Exercise details: Search the records that follow and extract every line containing the string "name".
· · · ·
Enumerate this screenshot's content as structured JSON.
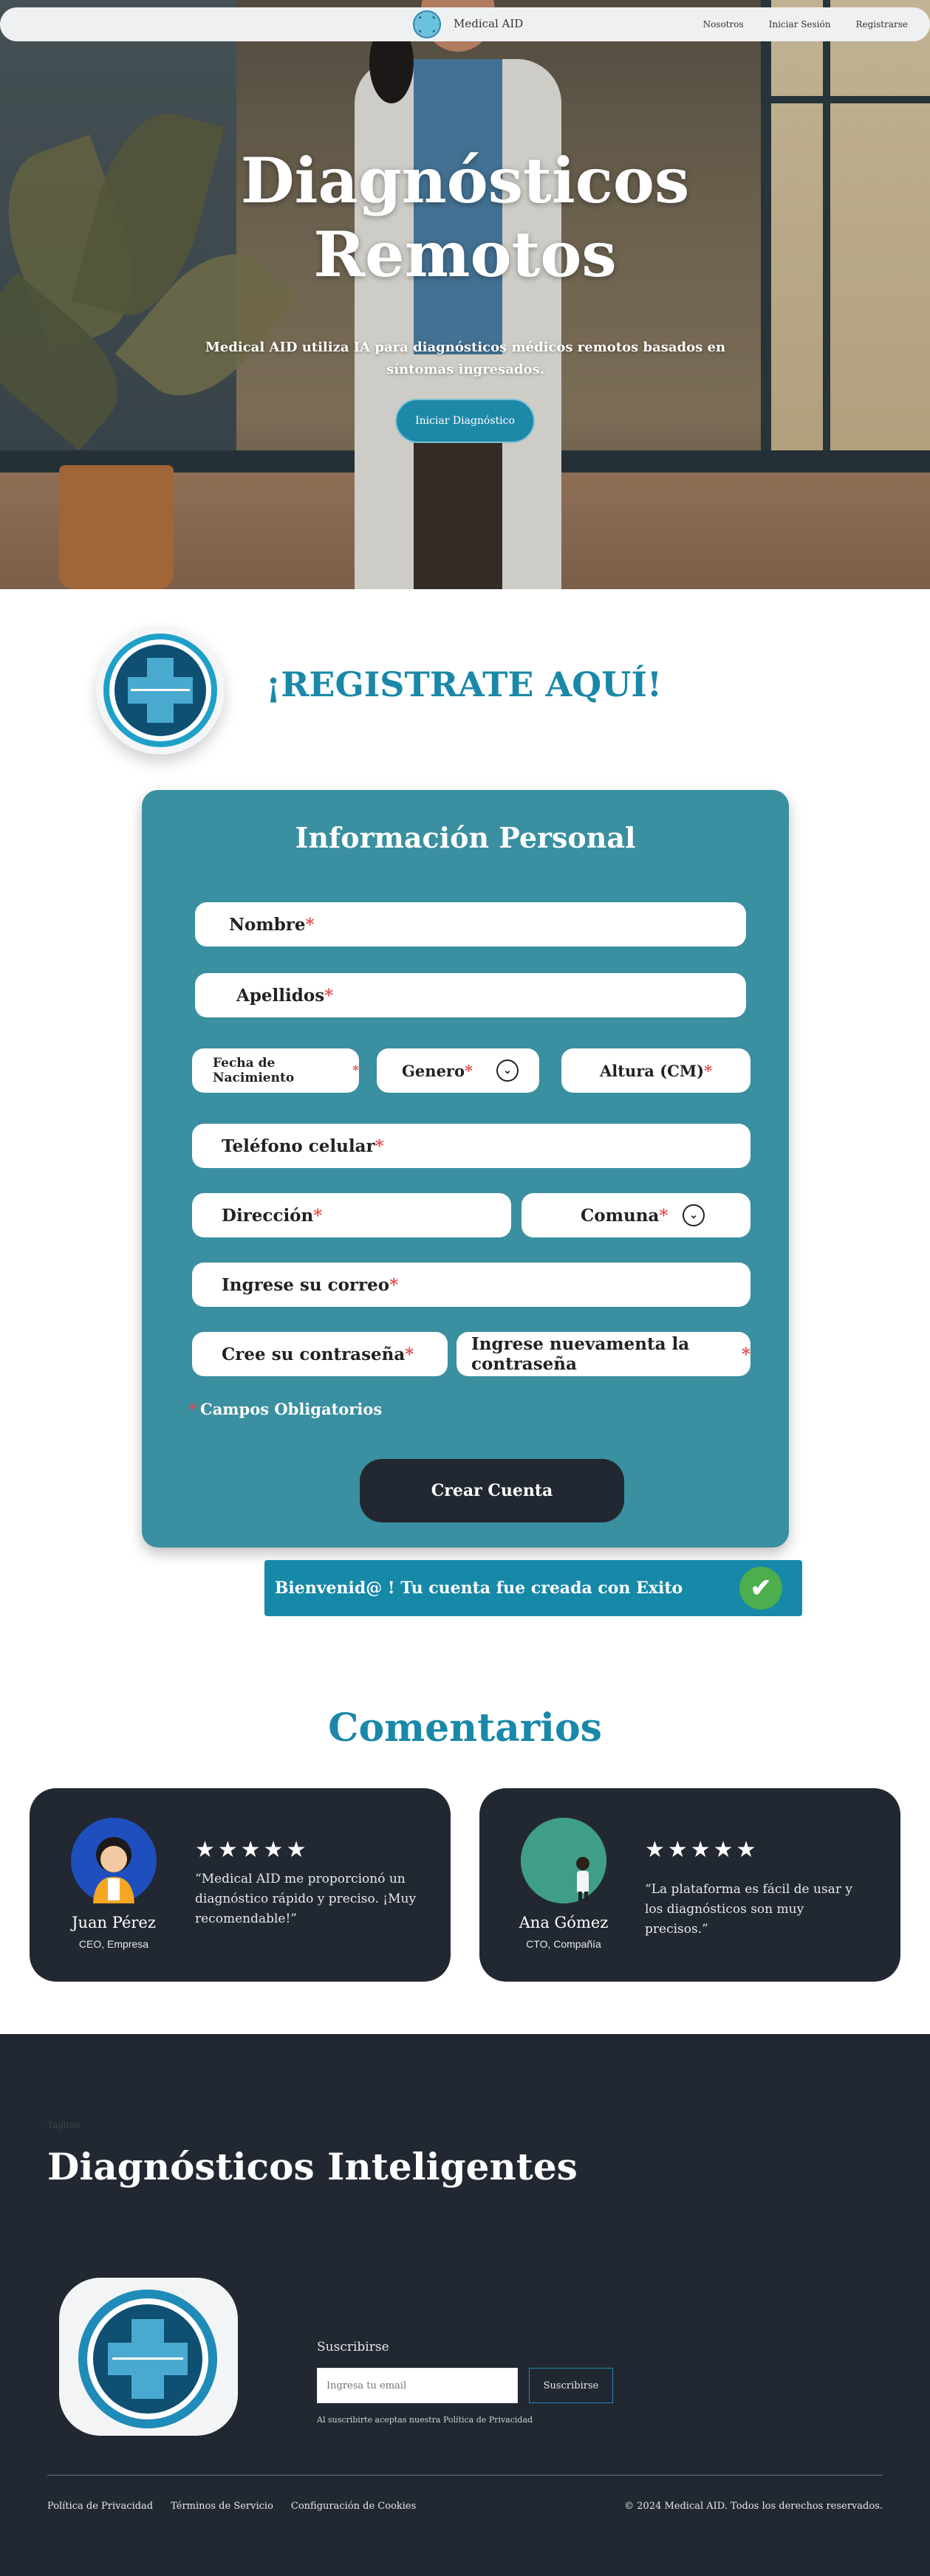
{
  "nav": {
    "brand": "Medical AID",
    "links": [
      "Nosotros",
      "Iniciar Sesión",
      "Registrarse"
    ]
  },
  "hero": {
    "title_line1": "Diagnósticos",
    "title_line2": "Remotos",
    "subtitle": "Medical AID utiliza IA para diagnósticos médicos remotos basados en síntomas ingresados.",
    "button": "Iniciar Diagnóstico"
  },
  "register": {
    "title": "¡REGISTRATE AQUÍ!",
    "form_title": "Información Personal",
    "fields": {
      "nombre": "Nombre",
      "apellidos": "Apellidos",
      "fecha": "Fecha de Nacimiento",
      "genero": "Genero",
      "altura": "Altura (CM)",
      "telefono": "Teléfono celular",
      "direccion": "Dirección",
      "comuna": "Comuna",
      "correo": "Ingrese su correo",
      "password": "Cree su contraseña",
      "password2": "Ingrese nuevamenta la  contraseña"
    },
    "required_mark": "*",
    "legend": "Campos Obligatorios",
    "create_button": "Crear  Cuenta",
    "success_message": "Bienvenid@ ! Tu cuenta fue creada con Exito"
  },
  "comments": {
    "title": "Comentarios",
    "items": [
      {
        "name": "Juan Pérez",
        "role": "CEO, Empresa",
        "stars": "★★★★★",
        "quote": "“Medical AID me proporcionó un diagnóstico rápido y preciso. ¡Muy recomendable!”"
      },
      {
        "name": "Ana Gómez",
        "role": "CTO, Compañía",
        "stars": "★★★★★",
        "quote": "“La plataforma es fácil de usar y los diagnósticos son muy precisos.”"
      }
    ]
  },
  "footer": {
    "tagline": "Tagline",
    "title": "Diagnósticos Inteligentes",
    "subscribe_label": "Suscribirse",
    "email_placeholder": "Ingresa tu email",
    "subscribe_button": "Suscribirse",
    "consent": "Al suscribirte aceptas nuestra Política de Privacidad",
    "links": [
      "Política de Privacidad",
      "Términos de Servicio",
      "Configuración de Cookies"
    ],
    "copyright": "© 2024 Medical AID. Todos los derechos reservados."
  },
  "colors": {
    "accent": "#1a88a8",
    "form_bg": "#3a8fa0",
    "dark": "#222831",
    "required": "#e24b4b",
    "success_check": "#4cae4c"
  },
  "icons": {
    "logo": "medical-cross-circuit-logo",
    "dropdown": "chevron-down-icon",
    "check": "check-circle-icon",
    "star": "star-icon"
  }
}
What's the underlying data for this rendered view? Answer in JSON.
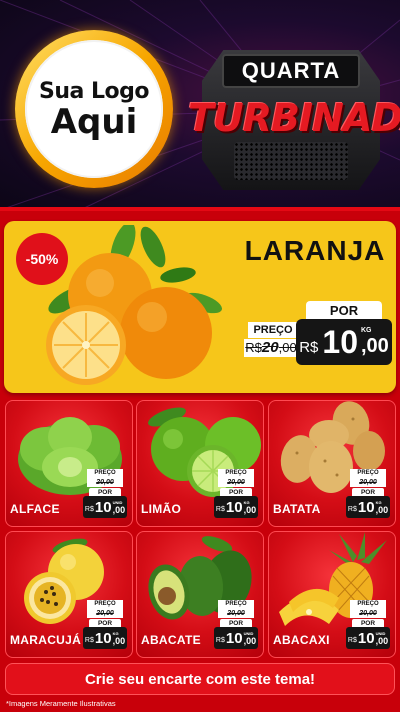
{
  "header": {
    "logo_line1": "Sua Logo",
    "logo_line2": "Aqui",
    "badge_top": "QUARTA",
    "badge_main": "TURBINADA"
  },
  "feature": {
    "discount": "-50%",
    "name": "LARANJA",
    "por_label": "POR",
    "preco_label": "PREÇO",
    "old_price_int": "20",
    "old_price_cents": ",00",
    "currency": "R$",
    "price_int": "10",
    "price_cents": ",00",
    "unit": "KG"
  },
  "products": [
    {
      "name": "ALFACE",
      "preco_label": "PREÇO",
      "old_price": "20,00",
      "por_label": "POR",
      "currency": "R$",
      "price_int": "10",
      "price_cents": ",00",
      "unit": "UNID"
    },
    {
      "name": "LIMÃO",
      "preco_label": "PREÇO",
      "old_price": "20,00",
      "por_label": "POR",
      "currency": "R$",
      "price_int": "10",
      "price_cents": ",00",
      "unit": "KG"
    },
    {
      "name": "BATATA",
      "preco_label": "PREÇO",
      "old_price": "20,00",
      "por_label": "POR",
      "currency": "R$",
      "price_int": "10",
      "price_cents": ",00",
      "unit": "KG"
    },
    {
      "name": "MARACUJÁ",
      "preco_label": "PREÇO",
      "old_price": "20,00",
      "por_label": "POR",
      "currency": "R$",
      "price_int": "10",
      "price_cents": ",00",
      "unit": "KG"
    },
    {
      "name": "ABACATE",
      "preco_label": "PREÇO",
      "old_price": "20,00",
      "por_label": "POR",
      "currency": "R$",
      "price_int": "10",
      "price_cents": ",00",
      "unit": "UNID"
    },
    {
      "name": "ABACAXI",
      "preco_label": "PREÇO",
      "old_price": "20,00",
      "por_label": "POR",
      "currency": "R$",
      "price_int": "10",
      "price_cents": ",00",
      "unit": "UNID"
    }
  ],
  "footer": {
    "cta": "Crie seu encarte com este tema!",
    "disclaimer": "*Imagens Meramente Ilustrativas"
  },
  "colors": {
    "background_red": "#c8000a",
    "feature_yellow": "#f6c61a",
    "price_black": "#151515",
    "header_dark": "#1c0a2e",
    "logo_gold": "#f7a600"
  }
}
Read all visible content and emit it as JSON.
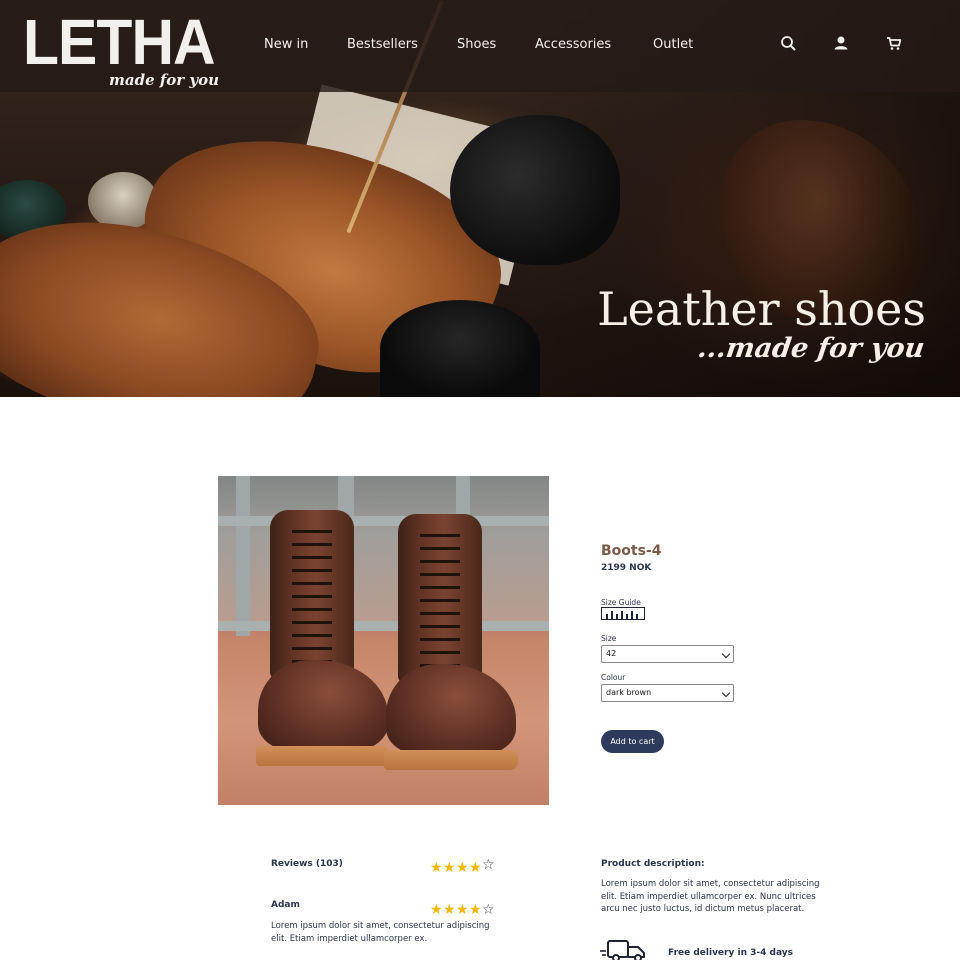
· · · ·
Solution below:
        "name": "Juan Pérez",
        "name": "Ana Gómez",
    "name": "LARANJA",
      "name": "ALFACE",
      "name": "LIMÃO",
      "name": "BATATA",
      "name": "MARACUJÁ",
      "name": "ABACATE",
      "name": "ABACAXI",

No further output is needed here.